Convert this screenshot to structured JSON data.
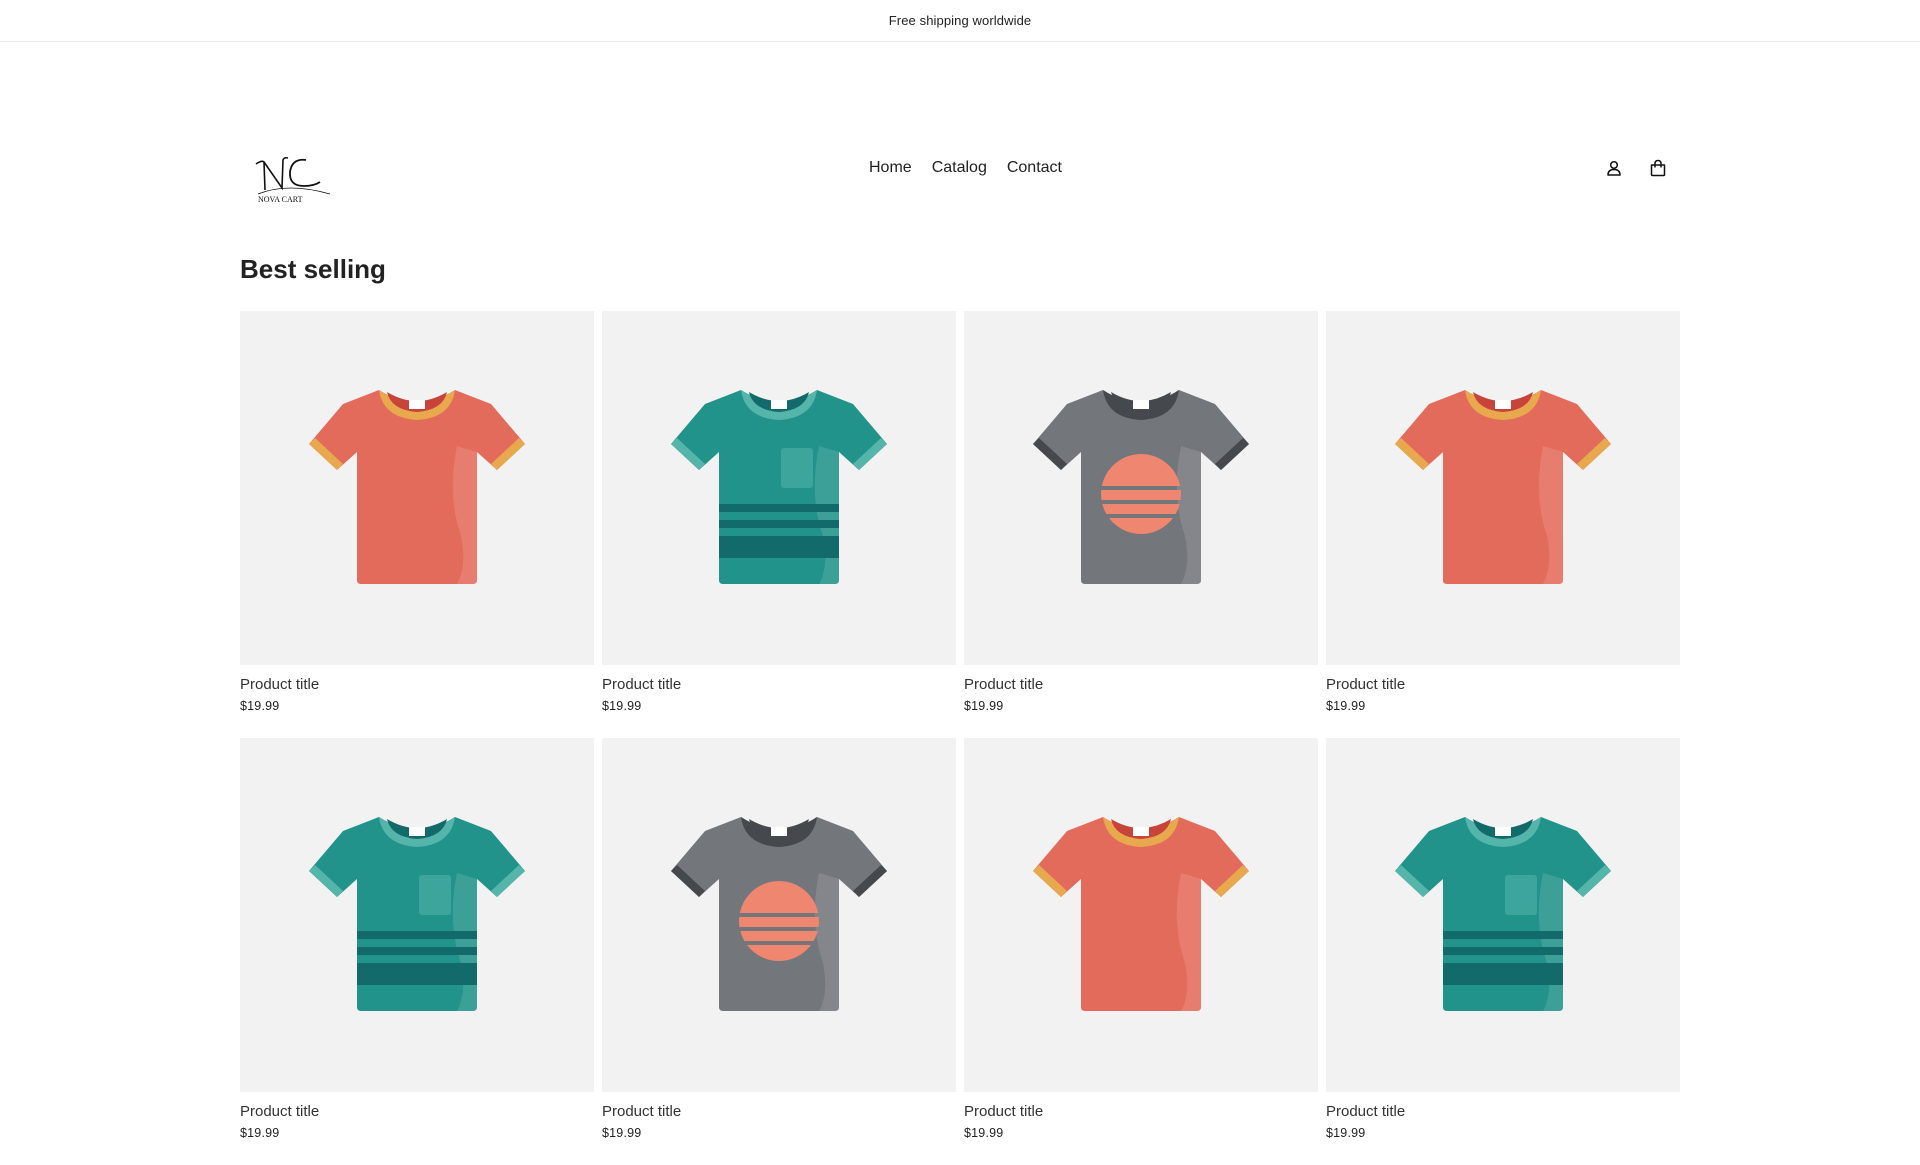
{
  "announcement": {
    "text": "Free shipping worldwide"
  },
  "header": {
    "logo_text": "NOVA CART",
    "nav": [
      {
        "label": "Home"
      },
      {
        "label": "Catalog"
      },
      {
        "label": "Contact"
      }
    ],
    "icons": [
      "account-icon",
      "cart-icon"
    ]
  },
  "section": {
    "title": "Best selling",
    "products": [
      {
        "title": "Product title",
        "price": "$19.99",
        "variant": "red"
      },
      {
        "title": "Product title",
        "price": "$19.99",
        "variant": "teal"
      },
      {
        "title": "Product title",
        "price": "$19.99",
        "variant": "gray"
      },
      {
        "title": "Product title",
        "price": "$19.99",
        "variant": "red"
      },
      {
        "title": "Product title",
        "price": "$19.99",
        "variant": "teal"
      },
      {
        "title": "Product title",
        "price": "$19.99",
        "variant": "gray"
      },
      {
        "title": "Product title",
        "price": "$19.99",
        "variant": "red"
      },
      {
        "title": "Product title",
        "price": "$19.99",
        "variant": "teal"
      }
    ]
  },
  "colors": {
    "red_body": "#e36b5b",
    "red_trim": "#e8a84e",
    "red_inner": "#c8443a",
    "teal_body": "#22938a",
    "teal_trim": "#55b5ab",
    "teal_stripe": "#126b6a",
    "gray_body": "#73767b",
    "gray_trim": "#45484c",
    "gray_sun": "#ee8670",
    "image_bg": "#f2f2f2"
  }
}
# # # # # # #
SHORT EXERCISE: Isolate each line of the listing above that includes "label". Copy it.

FINAL RESULT:
        "label": "Home"
        "label": "Catalog"
        "label": "Contact"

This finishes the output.